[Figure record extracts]

......

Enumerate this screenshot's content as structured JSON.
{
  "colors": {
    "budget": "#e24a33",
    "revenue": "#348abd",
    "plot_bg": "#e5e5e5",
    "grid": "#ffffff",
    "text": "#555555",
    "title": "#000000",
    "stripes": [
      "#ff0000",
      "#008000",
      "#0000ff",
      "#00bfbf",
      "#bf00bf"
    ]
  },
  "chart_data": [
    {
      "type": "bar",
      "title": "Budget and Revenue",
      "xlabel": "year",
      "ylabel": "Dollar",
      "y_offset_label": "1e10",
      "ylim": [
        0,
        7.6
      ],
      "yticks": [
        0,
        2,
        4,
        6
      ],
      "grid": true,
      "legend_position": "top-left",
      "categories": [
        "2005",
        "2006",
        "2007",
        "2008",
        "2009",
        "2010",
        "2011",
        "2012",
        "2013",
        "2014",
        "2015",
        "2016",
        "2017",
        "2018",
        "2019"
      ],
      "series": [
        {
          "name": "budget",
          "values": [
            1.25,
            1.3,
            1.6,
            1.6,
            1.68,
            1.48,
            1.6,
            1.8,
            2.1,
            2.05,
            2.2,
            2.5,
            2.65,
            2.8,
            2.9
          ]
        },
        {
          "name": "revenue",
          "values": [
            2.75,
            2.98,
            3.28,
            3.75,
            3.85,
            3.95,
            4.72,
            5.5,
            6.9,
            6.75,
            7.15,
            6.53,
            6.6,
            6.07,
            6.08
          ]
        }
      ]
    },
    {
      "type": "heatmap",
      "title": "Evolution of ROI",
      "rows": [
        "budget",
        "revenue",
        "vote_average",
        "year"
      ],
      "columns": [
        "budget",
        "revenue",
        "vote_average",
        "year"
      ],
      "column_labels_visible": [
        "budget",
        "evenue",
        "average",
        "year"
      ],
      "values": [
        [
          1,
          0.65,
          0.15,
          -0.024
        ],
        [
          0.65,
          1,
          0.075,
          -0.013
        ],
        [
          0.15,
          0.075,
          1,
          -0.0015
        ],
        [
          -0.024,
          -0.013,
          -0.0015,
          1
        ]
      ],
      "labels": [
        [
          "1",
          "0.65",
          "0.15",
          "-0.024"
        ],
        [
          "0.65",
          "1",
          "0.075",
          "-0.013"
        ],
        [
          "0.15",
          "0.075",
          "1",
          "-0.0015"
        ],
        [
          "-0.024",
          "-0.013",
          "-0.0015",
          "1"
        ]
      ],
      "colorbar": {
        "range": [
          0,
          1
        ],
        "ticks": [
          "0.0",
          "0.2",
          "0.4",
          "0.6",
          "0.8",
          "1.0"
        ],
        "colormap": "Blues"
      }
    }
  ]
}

......

## [Exercise details]
Pick out and copy the lines of the material that include the word "title".

## [Result for this task]
    "title": "#000000",
      "title": "Budget and Revenue",
      "title": "Evolution of ROI",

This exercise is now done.